--- Task to complete ---
The data below needs to be returned exactly, line for line.

--- Exercise data ---
[START]
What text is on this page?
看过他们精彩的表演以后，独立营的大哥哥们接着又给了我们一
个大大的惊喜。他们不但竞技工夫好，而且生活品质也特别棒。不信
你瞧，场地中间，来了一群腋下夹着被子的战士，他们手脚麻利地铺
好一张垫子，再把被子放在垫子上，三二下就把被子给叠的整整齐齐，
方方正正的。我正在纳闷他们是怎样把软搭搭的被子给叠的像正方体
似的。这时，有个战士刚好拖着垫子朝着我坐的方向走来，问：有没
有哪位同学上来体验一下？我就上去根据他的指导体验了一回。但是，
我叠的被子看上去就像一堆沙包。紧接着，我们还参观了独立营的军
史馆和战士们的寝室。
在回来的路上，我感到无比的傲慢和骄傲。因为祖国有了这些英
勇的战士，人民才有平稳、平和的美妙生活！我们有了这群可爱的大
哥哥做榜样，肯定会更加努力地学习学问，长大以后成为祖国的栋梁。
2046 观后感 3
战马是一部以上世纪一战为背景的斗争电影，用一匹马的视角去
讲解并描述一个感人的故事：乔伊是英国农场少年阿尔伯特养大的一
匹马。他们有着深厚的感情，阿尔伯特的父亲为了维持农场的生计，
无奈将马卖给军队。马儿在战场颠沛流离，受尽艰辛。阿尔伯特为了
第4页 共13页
[END]
--- Solution to this task ---
What text is on this page?
看过他们精彩的表演以后，独立营的大哥哥们接着又给了我们一
个大大的惊喜。他们不但竞技工夫好，而且生活品质也特别棒。不信
你瞧，场地中间，来了一群腋下夹着被子的战士，他们手脚麻利地铺
好一张垫子，再把被子放在垫子上，三二下就把被子给叠的整整齐齐，
方方正正的。我正在纳闷他们是怎样把软搭搭的被子给叠的像正方体
似的。这时，有个战士刚好拖着垫子朝着我坐的方向走来，问：有没
有哪位同学上来体验一下？我就上去根据他的指导体验了一回。但是，
我叠的被子看上去就像一堆沙包。紧接着，我们还参观了独立营的军
史馆和战士们的寝室。
在回来的路上，我感到无比的傲慢和骄傲。因为祖国有了这些英
勇的战士，人民才有平稳、平和的美妙生活！我们有了这群可爱的大
哥哥做榜样，肯定会更加努力地学习学问，长大以后成为祖国的栋梁。
2046 观后感 3
战马是一部以上世纪一战为背景的斗争电影，用一匹马的视角去
讲解并描述一个感人的故事：乔伊是英国农场少年阿尔伯特养大的一
匹马。他们有着深厚的感情，阿尔伯特的父亲为了维持农场的生计，
无奈将马卖给军队。马儿在战场颠沛流离，受尽艰辛。阿尔伯特为了
第4页 共13页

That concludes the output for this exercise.